══ Extracted information ══

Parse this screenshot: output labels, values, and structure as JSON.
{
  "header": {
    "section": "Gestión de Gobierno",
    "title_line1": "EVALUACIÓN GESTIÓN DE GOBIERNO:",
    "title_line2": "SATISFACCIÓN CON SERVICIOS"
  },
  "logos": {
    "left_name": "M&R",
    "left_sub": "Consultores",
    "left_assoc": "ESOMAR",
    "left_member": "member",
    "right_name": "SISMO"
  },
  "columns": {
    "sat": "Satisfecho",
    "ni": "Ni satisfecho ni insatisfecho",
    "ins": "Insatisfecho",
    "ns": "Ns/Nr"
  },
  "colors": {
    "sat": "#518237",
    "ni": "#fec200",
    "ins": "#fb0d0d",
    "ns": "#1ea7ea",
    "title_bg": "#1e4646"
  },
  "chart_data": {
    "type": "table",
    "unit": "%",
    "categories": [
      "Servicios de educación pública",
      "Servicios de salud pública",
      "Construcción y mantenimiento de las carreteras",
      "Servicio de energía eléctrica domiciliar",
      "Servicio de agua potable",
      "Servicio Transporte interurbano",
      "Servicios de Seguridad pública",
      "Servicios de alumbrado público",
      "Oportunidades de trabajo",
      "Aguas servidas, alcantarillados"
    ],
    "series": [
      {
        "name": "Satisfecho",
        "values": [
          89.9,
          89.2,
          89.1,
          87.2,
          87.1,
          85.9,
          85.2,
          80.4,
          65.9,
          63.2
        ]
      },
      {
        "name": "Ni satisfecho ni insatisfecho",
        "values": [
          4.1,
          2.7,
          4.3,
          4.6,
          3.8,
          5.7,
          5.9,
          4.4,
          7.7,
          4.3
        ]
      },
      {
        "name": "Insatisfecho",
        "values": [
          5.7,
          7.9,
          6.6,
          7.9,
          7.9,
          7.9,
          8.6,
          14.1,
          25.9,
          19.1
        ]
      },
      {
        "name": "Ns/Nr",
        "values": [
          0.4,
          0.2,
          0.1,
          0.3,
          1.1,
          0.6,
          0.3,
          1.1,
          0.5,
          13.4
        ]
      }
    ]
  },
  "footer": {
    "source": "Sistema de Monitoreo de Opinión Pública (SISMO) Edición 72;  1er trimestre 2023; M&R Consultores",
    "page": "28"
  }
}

═══

Task brief:
Show every line of the records above that contains the word "Consultores".

Output:
    "left_sub": "Consultores",
    "source": "Sistema de Monitoreo de Opinión Pública (SISMO) Edición 72;  1er trimestre 2023; M&R Consultores",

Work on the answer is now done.